begin SOURCE RECORDS

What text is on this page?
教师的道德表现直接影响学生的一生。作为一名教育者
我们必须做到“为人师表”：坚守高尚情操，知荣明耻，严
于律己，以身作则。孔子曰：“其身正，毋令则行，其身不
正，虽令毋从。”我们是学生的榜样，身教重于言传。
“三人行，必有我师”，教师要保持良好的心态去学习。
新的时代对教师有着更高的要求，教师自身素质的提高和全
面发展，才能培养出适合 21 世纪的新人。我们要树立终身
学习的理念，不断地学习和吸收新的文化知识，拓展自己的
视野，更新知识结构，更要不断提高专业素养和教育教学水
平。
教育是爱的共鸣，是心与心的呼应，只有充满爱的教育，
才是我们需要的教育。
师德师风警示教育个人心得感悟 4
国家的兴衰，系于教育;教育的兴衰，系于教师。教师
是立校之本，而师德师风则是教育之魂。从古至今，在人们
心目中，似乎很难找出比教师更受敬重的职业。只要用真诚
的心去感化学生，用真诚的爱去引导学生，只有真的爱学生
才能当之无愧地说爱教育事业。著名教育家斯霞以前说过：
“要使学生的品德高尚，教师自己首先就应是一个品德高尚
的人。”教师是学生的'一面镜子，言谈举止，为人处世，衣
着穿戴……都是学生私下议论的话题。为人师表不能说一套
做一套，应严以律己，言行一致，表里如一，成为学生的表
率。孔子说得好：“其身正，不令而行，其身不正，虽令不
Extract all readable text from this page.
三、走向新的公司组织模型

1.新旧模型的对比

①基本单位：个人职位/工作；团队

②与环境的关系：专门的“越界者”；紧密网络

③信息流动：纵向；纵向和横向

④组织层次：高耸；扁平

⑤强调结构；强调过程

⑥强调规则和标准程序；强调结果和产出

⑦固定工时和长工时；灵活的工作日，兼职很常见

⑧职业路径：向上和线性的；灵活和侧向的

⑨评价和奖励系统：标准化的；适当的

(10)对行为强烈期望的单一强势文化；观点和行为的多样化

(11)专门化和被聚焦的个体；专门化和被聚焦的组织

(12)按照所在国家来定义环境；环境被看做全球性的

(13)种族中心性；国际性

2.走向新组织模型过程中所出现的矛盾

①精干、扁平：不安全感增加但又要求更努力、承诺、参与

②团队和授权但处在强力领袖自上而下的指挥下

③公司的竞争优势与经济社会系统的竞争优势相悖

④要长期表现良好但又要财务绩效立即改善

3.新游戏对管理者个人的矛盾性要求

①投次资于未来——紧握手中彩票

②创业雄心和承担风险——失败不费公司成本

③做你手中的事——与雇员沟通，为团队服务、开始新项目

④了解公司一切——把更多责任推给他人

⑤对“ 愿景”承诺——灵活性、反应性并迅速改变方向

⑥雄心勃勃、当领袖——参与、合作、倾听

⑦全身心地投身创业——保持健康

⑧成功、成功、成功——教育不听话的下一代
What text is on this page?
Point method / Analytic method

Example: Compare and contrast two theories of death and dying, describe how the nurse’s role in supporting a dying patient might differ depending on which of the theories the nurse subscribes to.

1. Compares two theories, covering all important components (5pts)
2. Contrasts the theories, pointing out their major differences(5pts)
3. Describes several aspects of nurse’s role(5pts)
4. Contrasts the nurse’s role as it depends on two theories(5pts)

end SOURCE RECORDS

EXERCISE OBJECTIVE
Write the number of lines containing the word "role" and nothing besides it.

RESULT
3